Please list all lines of the material below in which the string "this" occurs.

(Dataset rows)

****************

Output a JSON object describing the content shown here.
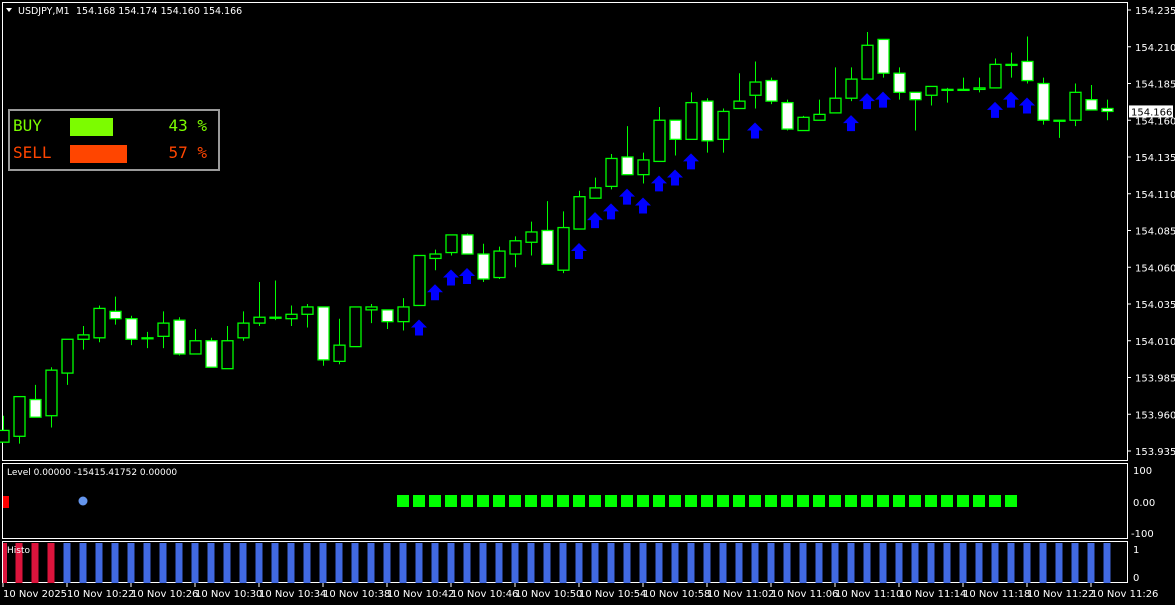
{
  "header": {
    "symbol": "USDJPY,M1",
    "ohlc": "154.168 154.174 154.160 154.166"
  },
  "colors": {
    "bull_border": "#00ff00",
    "bear_body": "#ffffff",
    "arrow": "#0000ff",
    "buy": "#7cfc00",
    "sell": "#ff4500",
    "histo_red": "#dc143c",
    "histo_blue": "#4169e1",
    "square_green": "#00ff00",
    "square_red": "#ff0000",
    "dot_blue": "#6495ed"
  },
  "strength_panel": {
    "buy": {
      "label": "BUY",
      "percent": 43,
      "percent_text": "43 %"
    },
    "sell": {
      "label": "SELL",
      "percent": 57,
      "percent_text": "57 %"
    }
  },
  "price_axis": {
    "ticks": [
      "154.235",
      "154.210",
      "154.185",
      "154.160",
      "154.135",
      "154.110",
      "154.085",
      "154.060",
      "154.035",
      "154.010",
      "153.985",
      "153.960",
      "153.935"
    ],
    "current_price": "154.166",
    "range": [
      153.935,
      154.235
    ]
  },
  "level_panel": {
    "title": "Level 0.00000 -15415.41752 0.00000",
    "ticks": [
      "100",
      "0.00",
      "-100"
    ],
    "red_squares": [
      0
    ],
    "blue_dots": [
      5
    ],
    "green_squares_from": 25,
    "green_squares_to": 63
  },
  "histo_panel": {
    "title": "Histo",
    "ticks": [
      "1",
      "0"
    ],
    "red_bars": [
      0,
      1,
      2,
      3
    ],
    "value": 1
  },
  "time_axis": {
    "labels": [
      "10 Nov 2025",
      "10 Nov 10:22",
      "10 Nov 10:26",
      "10 Nov 10:30",
      "10 Nov 10:34",
      "10 Nov 10:38",
      "10 Nov 10:42",
      "10 Nov 10:46",
      "10 Nov 10:50",
      "10 Nov 10:54",
      "10 Nov 10:58",
      "10 Nov 11:02",
      "10 Nov 11:06",
      "10 Nov 11:10",
      "10 Nov 11:14",
      "10 Nov 11:18",
      "10 Nov 11:22",
      "10 Nov 11:26"
    ]
  },
  "arrows_at": [
    26,
    27,
    28,
    29,
    36,
    37,
    38,
    39,
    40,
    41,
    42,
    43,
    47,
    53,
    54,
    55,
    62,
    63,
    64
  ],
  "candles": [
    [
      153.941,
      153.949,
      153.959,
      153.941
    ],
    [
      153.945,
      153.972,
      153.972,
      153.94
    ],
    [
      153.97,
      153.958,
      153.98,
      153.958
    ],
    [
      153.959,
      153.99,
      153.992,
      153.951
    ],
    [
      153.988,
      154.011,
      154.011,
      153.98
    ],
    [
      154.011,
      154.014,
      154.02,
      154.004
    ],
    [
      154.012,
      154.032,
      154.034,
      154.009
    ],
    [
      154.03,
      154.025,
      154.04,
      154.021
    ],
    [
      154.025,
      154.011,
      154.027,
      154.007
    ],
    [
      154.012,
      154.012,
      154.016,
      154.005
    ],
    [
      154.013,
      154.022,
      154.03,
      154.005
    ],
    [
      154.024,
      154.001,
      154.026,
      154.0
    ],
    [
      154.001,
      154.01,
      154.018,
      154.001
    ],
    [
      154.01,
      153.992,
      154.012,
      153.992
    ],
    [
      153.991,
      154.01,
      154.02,
      153.991
    ],
    [
      154.012,
      154.022,
      154.03,
      154.01
    ],
    [
      154.022,
      154.026,
      154.05,
      154.02
    ],
    [
      154.026,
      154.026,
      154.051,
      154.024
    ],
    [
      154.025,
      154.028,
      154.034,
      154.02
    ],
    [
      154.028,
      154.033,
      154.035,
      154.019
    ],
    [
      154.033,
      153.997,
      154.033,
      153.993
    ],
    [
      153.996,
      154.007,
      154.025,
      153.994
    ],
    [
      154.006,
      154.033,
      154.033,
      154.006
    ],
    [
      154.031,
      154.033,
      154.035,
      154.022
    ],
    [
      154.031,
      154.023,
      154.031,
      154.018
    ],
    [
      154.023,
      154.033,
      154.039,
      154.017
    ],
    [
      154.034,
      154.068,
      154.068,
      154.034
    ],
    [
      154.066,
      154.069,
      154.072,
      154.058
    ],
    [
      154.07,
      154.082,
      154.082,
      154.068
    ],
    [
      154.082,
      154.069,
      154.083,
      154.069
    ],
    [
      154.069,
      154.052,
      154.076,
      154.05
    ],
    [
      154.053,
      154.071,
      154.074,
      154.052
    ],
    [
      154.069,
      154.078,
      154.081,
      154.06
    ],
    [
      154.077,
      154.084,
      154.091,
      154.068
    ],
    [
      154.085,
      154.062,
      154.105,
      154.062
    ],
    [
      154.058,
      154.087,
      154.098,
      154.056
    ],
    [
      154.086,
      154.108,
      154.112,
      154.086
    ],
    [
      154.107,
      154.114,
      154.121,
      154.107
    ],
    [
      154.115,
      154.134,
      154.137,
      154.113
    ],
    [
      154.135,
      154.123,
      154.156,
      154.123
    ],
    [
      154.123,
      154.133,
      154.138,
      154.117
    ],
    [
      154.132,
      154.16,
      154.169,
      154.132
    ],
    [
      154.16,
      154.147,
      154.16,
      154.136
    ],
    [
      154.147,
      154.172,
      154.179,
      154.147
    ],
    [
      154.173,
      154.146,
      154.175,
      154.138
    ],
    [
      154.147,
      154.166,
      154.168,
      154.138
    ],
    [
      154.168,
      154.173,
      154.192,
      154.168
    ],
    [
      154.177,
      154.186,
      154.2,
      154.168
    ],
    [
      154.187,
      154.173,
      154.189,
      154.171
    ],
    [
      154.172,
      154.154,
      154.174,
      154.153
    ],
    [
      154.153,
      154.162,
      154.163,
      154.153
    ],
    [
      154.16,
      154.164,
      154.174,
      154.16
    ],
    [
      154.165,
      154.175,
      154.196,
      154.165
    ],
    [
      154.175,
      154.188,
      154.196,
      154.173
    ],
    [
      154.188,
      154.211,
      154.22,
      154.188
    ],
    [
      154.215,
      154.192,
      154.215,
      154.189
    ],
    [
      154.192,
      154.179,
      154.196,
      154.174
    ],
    [
      154.179,
      154.174,
      154.179,
      154.153
    ],
    [
      154.177,
      154.183,
      154.183,
      154.17
    ],
    [
      154.181,
      154.181,
      154.182,
      154.172
    ],
    [
      154.181,
      154.181,
      154.189,
      154.181
    ],
    [
      154.181,
      154.182,
      154.189,
      154.179
    ],
    [
      154.182,
      154.198,
      154.202,
      154.182
    ],
    [
      154.198,
      154.198,
      154.206,
      154.189
    ],
    [
      154.2,
      154.187,
      154.217,
      154.185
    ],
    [
      154.185,
      154.16,
      154.189,
      154.157
    ],
    [
      154.16,
      154.16,
      154.16,
      154.148
    ],
    [
      154.16,
      154.179,
      154.185,
      154.156
    ],
    [
      154.174,
      154.167,
      154.184,
      154.167
    ],
    [
      154.168,
      154.166,
      154.174,
      154.16
    ]
  ]
}
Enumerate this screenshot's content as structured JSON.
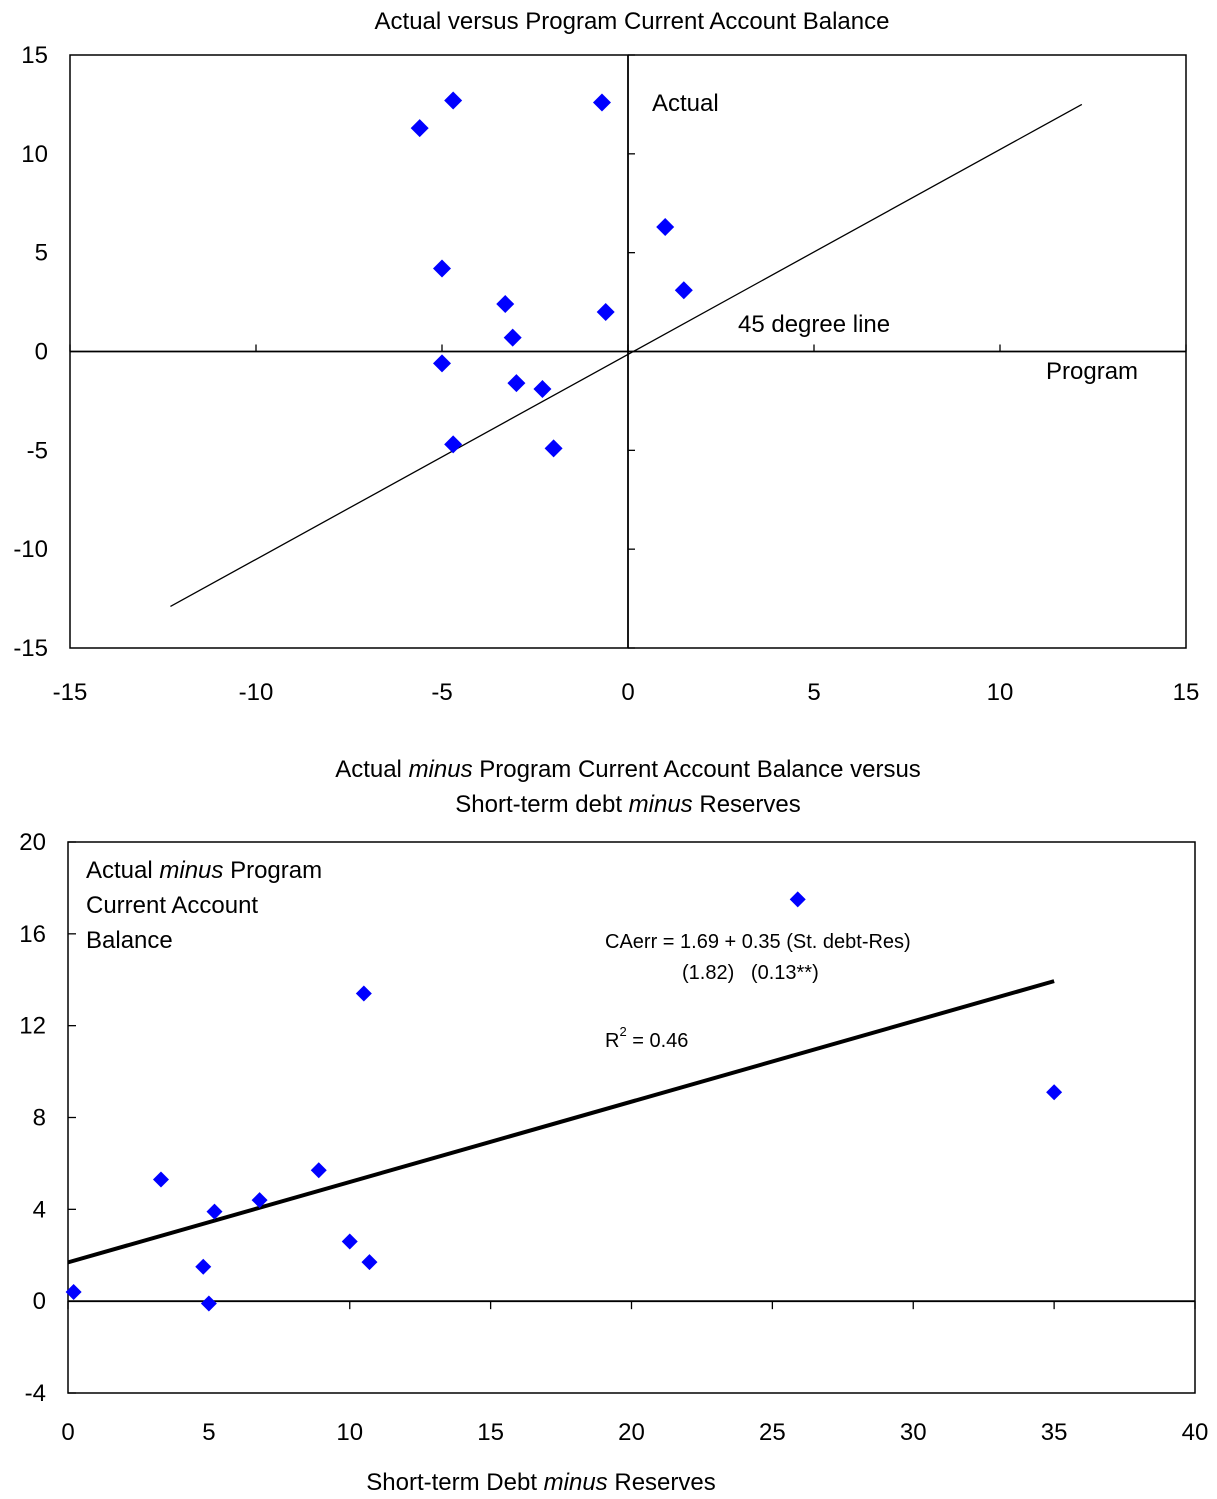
{
  "chart_data": [
    {
      "type": "scatter",
      "title": "Actual versus Program Current Account Balance",
      "xlim": [
        -15,
        15
      ],
      "ylim": [
        -15,
        15
      ],
      "xticks": [
        "-15",
        "-10",
        "-5",
        "0",
        "5",
        "10",
        "15"
      ],
      "yticks": [
        "15",
        "10",
        "5",
        "0",
        "-5",
        "-10",
        "-15"
      ],
      "grid": false,
      "annotations": {
        "y_axis_label": "Actual",
        "x_axis_label": "Program",
        "line_label": "45 degree line"
      },
      "reference_line": {
        "from": [
          -12.3,
          -12.9
        ],
        "to": [
          12.2,
          12.5
        ]
      },
      "marker_color": "#0000ff",
      "points": [
        {
          "x": -4.7,
          "y": 12.7
        },
        {
          "x": -0.7,
          "y": 12.6
        },
        {
          "x": -5.6,
          "y": 11.3
        },
        {
          "x": 1.0,
          "y": 6.3
        },
        {
          "x": -5.0,
          "y": 4.2
        },
        {
          "x": 1.5,
          "y": 3.1
        },
        {
          "x": -3.3,
          "y": 2.4
        },
        {
          "x": -0.6,
          "y": 2.0
        },
        {
          "x": -3.1,
          "y": 0.7
        },
        {
          "x": -5.0,
          "y": -0.6
        },
        {
          "x": -3.0,
          "y": -1.6
        },
        {
          "x": -2.3,
          "y": -1.9
        },
        {
          "x": -4.7,
          "y": -4.7
        },
        {
          "x": -2.0,
          "y": -4.9
        }
      ]
    },
    {
      "type": "scatter",
      "title_line1": [
        "Actual ",
        "minus",
        " Program Current Account Balance versus"
      ],
      "title_line2": [
        "Short-term debt ",
        "minus",
        " Reserves"
      ],
      "xlabel": [
        "Short-term Debt ",
        "minus",
        " Reserves"
      ],
      "xlim": [
        0,
        40
      ],
      "ylim": [
        -4,
        20
      ],
      "xticks": [
        "0",
        "5",
        "10",
        "15",
        "20",
        "25",
        "30",
        "35",
        "40"
      ],
      "yticks": [
        "20",
        "16",
        "12",
        "8",
        "4",
        "0",
        "-4"
      ],
      "grid": false,
      "inset_label": {
        "line1": [
          "Actual ",
          "minus",
          " Program"
        ],
        "line2": "Current Account",
        "line3": "Balance"
      },
      "equation": {
        "line1": "CAerr = 1.69 + 0.35 (St. debt-Res)",
        "line2": "(1.82)   (0.13**)",
        "r2_prefix": "R",
        "r2_sup": "2",
        "r2_value": " = 0.46"
      },
      "regression": {
        "intercept": 1.69,
        "slope": 0.35,
        "x_range": [
          0,
          35
        ]
      },
      "marker_color": "#0000ff",
      "points": [
        {
          "x": 0.2,
          "y": 0.4
        },
        {
          "x": 3.3,
          "y": 5.3
        },
        {
          "x": 4.8,
          "y": 1.5
        },
        {
          "x": 5.0,
          "y": -0.1
        },
        {
          "x": 5.2,
          "y": 3.9
        },
        {
          "x": 6.8,
          "y": 4.4
        },
        {
          "x": 8.9,
          "y": 5.7
        },
        {
          "x": 10.0,
          "y": 2.6
        },
        {
          "x": 10.5,
          "y": 13.4
        },
        {
          "x": 10.7,
          "y": 1.7
        },
        {
          "x": 25.9,
          "y": 17.5
        },
        {
          "x": 35.0,
          "y": 9.1
        }
      ]
    }
  ]
}
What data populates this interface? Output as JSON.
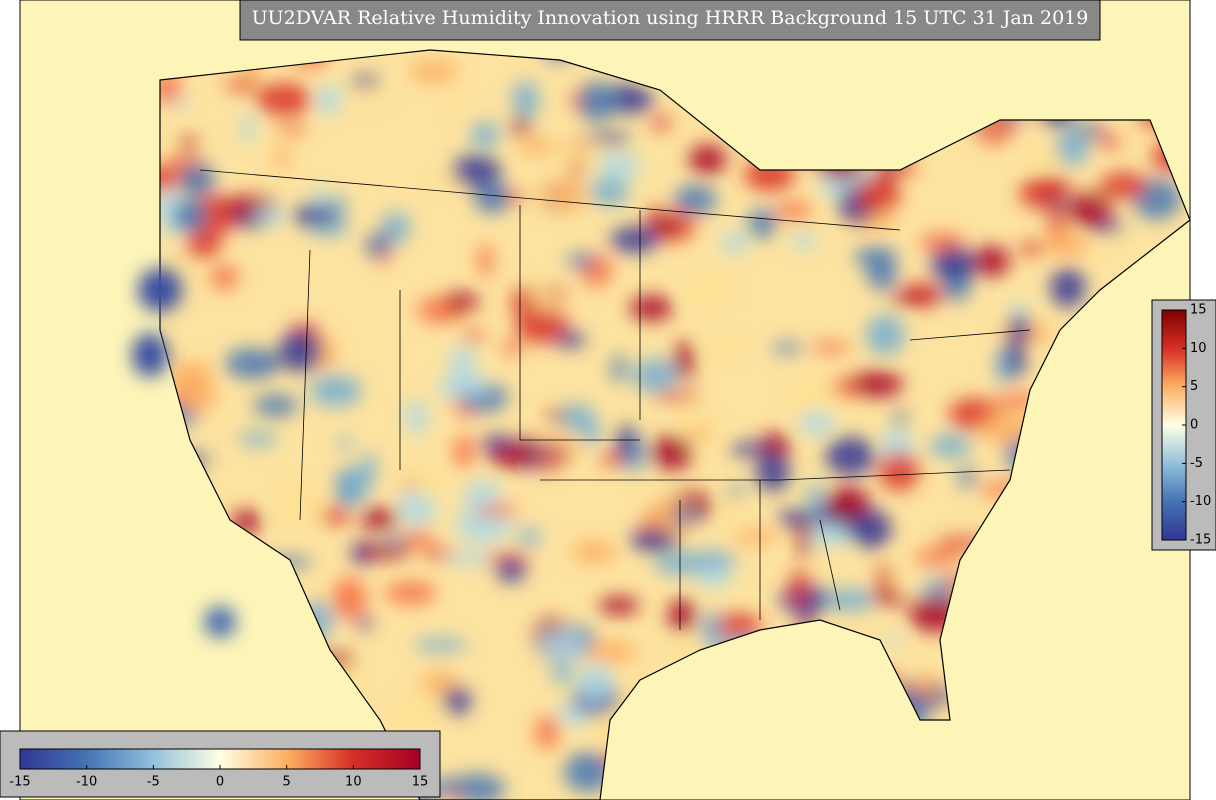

****************

■ Solution below:
Enumerate this screenshot's content as structured JSON.
What data populates this interface? Output as JSON.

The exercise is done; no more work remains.